Below is a block of records; reproduce all of them exactly and leave out any pictures.

(Records about charts and figures)
-- Begin --

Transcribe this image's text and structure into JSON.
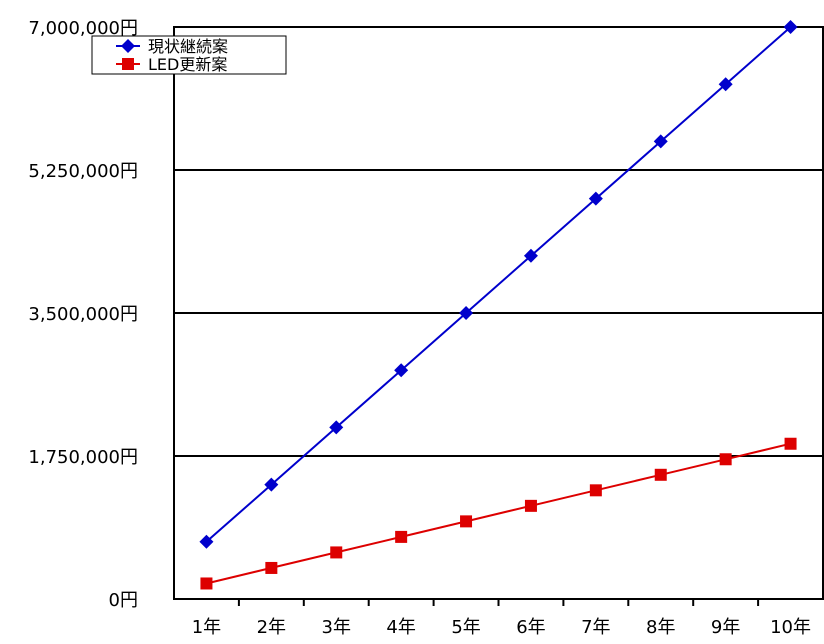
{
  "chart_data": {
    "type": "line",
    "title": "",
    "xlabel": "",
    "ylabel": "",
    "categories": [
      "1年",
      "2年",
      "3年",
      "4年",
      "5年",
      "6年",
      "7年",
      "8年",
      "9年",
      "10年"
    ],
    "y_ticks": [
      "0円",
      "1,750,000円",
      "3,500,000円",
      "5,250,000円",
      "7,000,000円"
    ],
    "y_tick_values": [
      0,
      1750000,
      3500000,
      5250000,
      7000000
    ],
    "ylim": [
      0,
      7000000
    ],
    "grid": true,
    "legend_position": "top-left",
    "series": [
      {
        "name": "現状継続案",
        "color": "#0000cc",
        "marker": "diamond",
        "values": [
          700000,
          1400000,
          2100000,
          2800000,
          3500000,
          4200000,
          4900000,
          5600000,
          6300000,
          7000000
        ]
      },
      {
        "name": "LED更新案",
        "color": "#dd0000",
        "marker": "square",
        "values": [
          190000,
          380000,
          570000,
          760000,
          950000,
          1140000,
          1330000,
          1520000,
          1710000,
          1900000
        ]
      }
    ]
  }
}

-- End --

[Finished task]
Transcribe this image's text and structure into JSON.
{
  "chart_data": {
    "type": "line",
    "title": "",
    "xlabel": "",
    "ylabel": "",
    "categories": [
      "1年",
      "2年",
      "3年",
      "4年",
      "5年",
      "6年",
      "7年",
      "8年",
      "9年",
      "10年"
    ],
    "y_ticks": [
      "0円",
      "1,750,000円",
      "3,500,000円",
      "5,250,000円",
      "7,000,000円"
    ],
    "y_tick_values": [
      0,
      1750000,
      3500000,
      5250000,
      7000000
    ],
    "ylim": [
      0,
      7000000
    ],
    "grid": true,
    "legend_position": "top-left",
    "series": [
      {
        "name": "現状継続案",
        "color": "#0000cc",
        "marker": "diamond",
        "values": [
          700000,
          1400000,
          2100000,
          2800000,
          3500000,
          4200000,
          4900000,
          5600000,
          6300000,
          7000000
        ]
      },
      {
        "name": "LED更新案",
        "color": "#dd0000",
        "marker": "square",
        "values": [
          190000,
          380000,
          570000,
          760000,
          950000,
          1140000,
          1330000,
          1520000,
          1710000,
          1900000
        ]
      }
    ]
  }
}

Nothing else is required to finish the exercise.